Records shown.
━━━━━━━━
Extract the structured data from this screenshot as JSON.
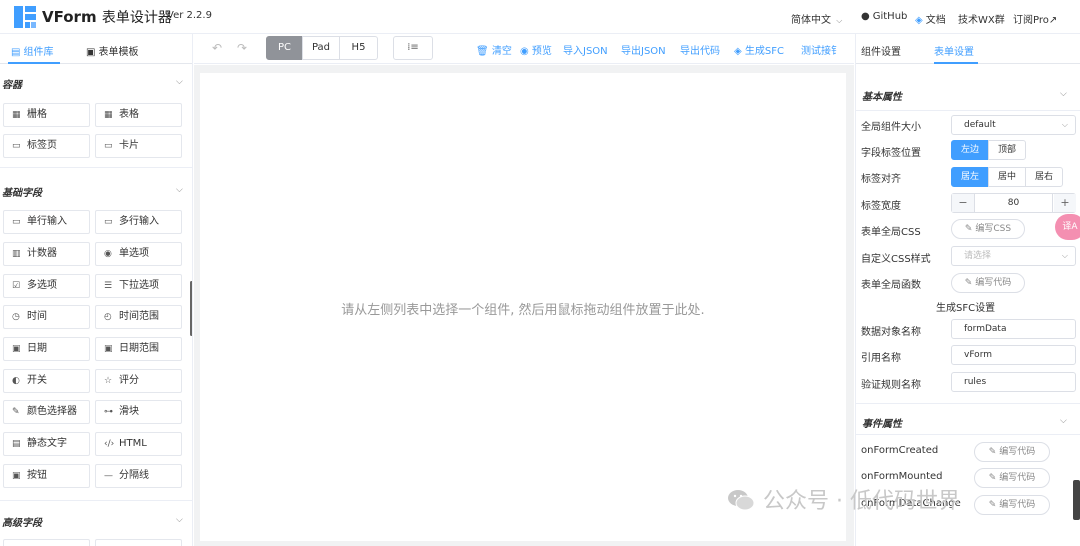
{
  "header": {
    "app_name": "VForm",
    "app_subtitle": "表单设计器",
    "version": "Ver 2.2.9",
    "links": {
      "language": "简体中文",
      "github": "GitHub",
      "docs": "文档",
      "wx_group": "技术WX群",
      "subscribe": "订阅Pro↗"
    }
  },
  "left_panel": {
    "tabs": {
      "components": "组件库",
      "templates": "表单模板"
    },
    "sections": {
      "container": {
        "title": "容器",
        "items": [
          "栅格",
          "表格",
          "标签页",
          "卡片"
        ]
      },
      "basic": {
        "title": "基础字段",
        "items": [
          "单行输入",
          "多行输入",
          "计数器",
          "单选项",
          "多选项",
          "下拉选项",
          "时间",
          "时间范围",
          "日期",
          "日期范围",
          "开关",
          "评分",
          "颜色选择器",
          "滑块",
          "静态文字",
          "HTML",
          "按钮",
          "分隔线"
        ]
      },
      "advanced": {
        "title": "高级字段"
      }
    }
  },
  "toolbar": {
    "devices": [
      "PC",
      "Pad",
      "H5"
    ],
    "active_device": "PC",
    "actions": {
      "clear": "清空",
      "preview": "预览",
      "import_json": "导入JSON",
      "export_json": "导出JSON",
      "export_code": "导出代码",
      "generate_sfc": "生成SFC",
      "test_api": "测试接钅"
    }
  },
  "canvas": {
    "hint": "请从左侧列表中选择一个组件, 然后用鼠标拖动组件放置于此处."
  },
  "right_panel": {
    "tabs": {
      "component_settings": "组件设置",
      "form_settings": "表单设置"
    },
    "basic_props": {
      "title": "基本属性",
      "size_label": "全局组件大小",
      "size_value": "default",
      "label_position_label": "字段标签位置",
      "label_position_options": [
        "左边",
        "顶部"
      ],
      "label_align_label": "标签对齐",
      "label_align_options": [
        "居左",
        "居中",
        "居右"
      ],
      "label_width_label": "标签宽度",
      "label_width_value": "80",
      "form_css_label": "表单全局CSS",
      "edit_css_btn": "编写CSS",
      "custom_class_label": "自定义CSS样式",
      "custom_class_placeholder": "请选择",
      "form_functions_label": "表单全局函数",
      "edit_code_btn": "编写代码"
    },
    "sfc": {
      "title": "生成SFC设置",
      "data_name_label": "数据对象名称",
      "data_name_value": "formData",
      "ref_name_label": "引用名称",
      "ref_name_value": "vForm",
      "rules_name_label": "验证规则名称",
      "rules_name_value": "rules"
    },
    "events": {
      "title": "事件属性",
      "items": [
        {
          "label": "onFormCreated",
          "btn": "编写代码"
        },
        {
          "label": "onFormMounted",
          "btn": "编写代码"
        },
        {
          "label": "onFormDataChange",
          "btn": "编写代码"
        }
      ]
    }
  },
  "overlay": {
    "translate_badge": "译A",
    "watermark": "公众号 · 低代码世界"
  },
  "colors": {
    "accent": "#409eff",
    "device_active": "#909399",
    "canvas_bg": "#f1f2f3"
  }
}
━━━━━━━━
What you need to do. Copy out all the entries exactly. Images stay out of the copy.

The completed task.
Extract the structured data from this screenshot as JSON.
{
  "header": {
    "app_name": "VForm",
    "app_subtitle": "表单设计器",
    "version": "Ver 2.2.9",
    "links": {
      "language": "简体中文",
      "github": "GitHub",
      "docs": "文档",
      "wx_group": "技术WX群",
      "subscribe": "订阅Pro↗"
    }
  },
  "left_panel": {
    "tabs": {
      "components": "组件库",
      "templates": "表单模板"
    },
    "sections": {
      "container": {
        "title": "容器",
        "items": [
          "栅格",
          "表格",
          "标签页",
          "卡片"
        ]
      },
      "basic": {
        "title": "基础字段",
        "items": [
          "单行输入",
          "多行输入",
          "计数器",
          "单选项",
          "多选项",
          "下拉选项",
          "时间",
          "时间范围",
          "日期",
          "日期范围",
          "开关",
          "评分",
          "颜色选择器",
          "滑块",
          "静态文字",
          "HTML",
          "按钮",
          "分隔线"
        ]
      },
      "advanced": {
        "title": "高级字段"
      }
    }
  },
  "toolbar": {
    "devices": [
      "PC",
      "Pad",
      "H5"
    ],
    "active_device": "PC",
    "actions": {
      "clear": "清空",
      "preview": "预览",
      "import_json": "导入JSON",
      "export_json": "导出JSON",
      "export_code": "导出代码",
      "generate_sfc": "生成SFC",
      "test_api": "测试接钅"
    }
  },
  "canvas": {
    "hint": "请从左侧列表中选择一个组件, 然后用鼠标拖动组件放置于此处."
  },
  "right_panel": {
    "tabs": {
      "component_settings": "组件设置",
      "form_settings": "表单设置"
    },
    "basic_props": {
      "title": "基本属性",
      "size_label": "全局组件大小",
      "size_value": "default",
      "label_position_label": "字段标签位置",
      "label_position_options": [
        "左边",
        "顶部"
      ],
      "label_align_label": "标签对齐",
      "label_align_options": [
        "居左",
        "居中",
        "居右"
      ],
      "label_width_label": "标签宽度",
      "label_width_value": "80",
      "form_css_label": "表单全局CSS",
      "edit_css_btn": "编写CSS",
      "custom_class_label": "自定义CSS样式",
      "custom_class_placeholder": "请选择",
      "form_functions_label": "表单全局函数",
      "edit_code_btn": "编写代码"
    },
    "sfc": {
      "title": "生成SFC设置",
      "data_name_label": "数据对象名称",
      "data_name_value": "formData",
      "ref_name_label": "引用名称",
      "ref_name_value": "vForm",
      "rules_name_label": "验证规则名称",
      "rules_name_value": "rules"
    },
    "events": {
      "title": "事件属性",
      "items": [
        {
          "label": "onFormCreated",
          "btn": "编写代码"
        },
        {
          "label": "onFormMounted",
          "btn": "编写代码"
        },
        {
          "label": "onFormDataChange",
          "btn": "编写代码"
        }
      ]
    }
  },
  "overlay": {
    "translate_badge": "译A",
    "watermark": "公众号 · 低代码世界"
  },
  "colors": {
    "accent": "#409eff",
    "device_active": "#909399",
    "canvas_bg": "#f1f2f3"
  }
}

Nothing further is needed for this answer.